- [EXERCISE MATERIAL]
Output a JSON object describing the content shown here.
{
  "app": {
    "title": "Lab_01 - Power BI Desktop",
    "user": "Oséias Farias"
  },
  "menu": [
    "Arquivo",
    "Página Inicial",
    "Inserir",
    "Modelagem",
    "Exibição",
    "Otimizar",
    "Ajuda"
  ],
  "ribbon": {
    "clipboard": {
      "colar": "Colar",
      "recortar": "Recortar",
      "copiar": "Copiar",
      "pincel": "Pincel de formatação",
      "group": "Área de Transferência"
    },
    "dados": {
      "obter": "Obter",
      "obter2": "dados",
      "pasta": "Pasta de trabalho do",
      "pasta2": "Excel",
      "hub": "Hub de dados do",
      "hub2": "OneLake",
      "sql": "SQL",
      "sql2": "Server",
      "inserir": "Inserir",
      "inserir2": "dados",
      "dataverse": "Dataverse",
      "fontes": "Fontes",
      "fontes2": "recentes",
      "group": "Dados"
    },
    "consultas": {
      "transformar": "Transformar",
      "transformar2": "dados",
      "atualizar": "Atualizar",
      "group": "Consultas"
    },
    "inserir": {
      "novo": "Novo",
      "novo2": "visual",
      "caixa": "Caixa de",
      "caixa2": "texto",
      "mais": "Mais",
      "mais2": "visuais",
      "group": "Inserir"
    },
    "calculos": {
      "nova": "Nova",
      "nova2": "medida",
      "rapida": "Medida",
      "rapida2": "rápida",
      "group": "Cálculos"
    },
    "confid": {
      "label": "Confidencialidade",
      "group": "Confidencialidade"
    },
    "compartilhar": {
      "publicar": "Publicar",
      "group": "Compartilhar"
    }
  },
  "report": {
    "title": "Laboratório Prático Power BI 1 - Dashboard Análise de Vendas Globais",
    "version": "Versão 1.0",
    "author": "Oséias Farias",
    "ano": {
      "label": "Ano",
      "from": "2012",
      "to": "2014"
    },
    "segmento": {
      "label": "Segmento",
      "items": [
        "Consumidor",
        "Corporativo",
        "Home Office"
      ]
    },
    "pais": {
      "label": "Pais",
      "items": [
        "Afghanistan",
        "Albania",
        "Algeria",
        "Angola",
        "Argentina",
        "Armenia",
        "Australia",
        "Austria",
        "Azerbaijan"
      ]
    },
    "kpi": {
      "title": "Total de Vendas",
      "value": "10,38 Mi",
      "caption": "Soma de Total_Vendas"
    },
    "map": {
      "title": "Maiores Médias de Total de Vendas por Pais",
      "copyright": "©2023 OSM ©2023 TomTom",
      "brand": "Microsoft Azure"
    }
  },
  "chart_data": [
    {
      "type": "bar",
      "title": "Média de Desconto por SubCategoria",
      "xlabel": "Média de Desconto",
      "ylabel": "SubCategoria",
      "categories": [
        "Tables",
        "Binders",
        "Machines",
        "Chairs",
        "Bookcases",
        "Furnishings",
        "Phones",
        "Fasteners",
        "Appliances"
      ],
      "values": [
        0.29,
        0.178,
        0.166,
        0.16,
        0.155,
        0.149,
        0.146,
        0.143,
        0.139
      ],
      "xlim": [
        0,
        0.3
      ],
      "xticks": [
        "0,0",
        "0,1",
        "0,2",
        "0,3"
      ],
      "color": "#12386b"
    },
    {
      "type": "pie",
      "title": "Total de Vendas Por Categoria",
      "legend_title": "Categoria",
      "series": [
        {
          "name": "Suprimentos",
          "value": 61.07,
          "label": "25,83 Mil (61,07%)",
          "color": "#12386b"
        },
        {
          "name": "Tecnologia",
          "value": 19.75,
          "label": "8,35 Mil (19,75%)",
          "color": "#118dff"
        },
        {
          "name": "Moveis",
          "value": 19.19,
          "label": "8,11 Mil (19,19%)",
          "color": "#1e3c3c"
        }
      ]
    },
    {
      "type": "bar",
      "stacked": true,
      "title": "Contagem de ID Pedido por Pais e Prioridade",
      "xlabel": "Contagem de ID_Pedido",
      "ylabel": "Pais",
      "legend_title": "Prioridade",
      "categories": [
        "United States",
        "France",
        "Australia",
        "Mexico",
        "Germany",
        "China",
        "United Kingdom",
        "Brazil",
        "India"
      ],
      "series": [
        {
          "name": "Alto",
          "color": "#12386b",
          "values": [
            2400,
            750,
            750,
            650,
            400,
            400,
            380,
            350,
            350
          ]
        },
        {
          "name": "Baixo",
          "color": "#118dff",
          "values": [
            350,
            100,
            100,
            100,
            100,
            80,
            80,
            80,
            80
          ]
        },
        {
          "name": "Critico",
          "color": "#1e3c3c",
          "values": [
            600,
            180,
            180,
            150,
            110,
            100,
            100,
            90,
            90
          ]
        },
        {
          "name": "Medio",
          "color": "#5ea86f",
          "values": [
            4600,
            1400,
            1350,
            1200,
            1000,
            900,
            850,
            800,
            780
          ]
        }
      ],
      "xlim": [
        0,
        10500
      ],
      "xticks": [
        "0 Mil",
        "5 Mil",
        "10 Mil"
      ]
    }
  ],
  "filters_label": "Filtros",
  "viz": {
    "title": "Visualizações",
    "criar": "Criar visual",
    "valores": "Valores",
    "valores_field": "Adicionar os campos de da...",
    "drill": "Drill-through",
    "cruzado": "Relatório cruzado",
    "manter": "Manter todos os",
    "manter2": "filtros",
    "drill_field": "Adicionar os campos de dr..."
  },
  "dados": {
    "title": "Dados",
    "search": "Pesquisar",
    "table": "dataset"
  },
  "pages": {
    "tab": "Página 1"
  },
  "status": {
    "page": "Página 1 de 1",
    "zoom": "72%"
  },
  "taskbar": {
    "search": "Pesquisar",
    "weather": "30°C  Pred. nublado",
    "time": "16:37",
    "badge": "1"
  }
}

- [WHAT NEEDS TO BE DONE]
In how many lines does the word "campos" appear? Respond with the number alone.

- [THE COMPLETED TASK]
2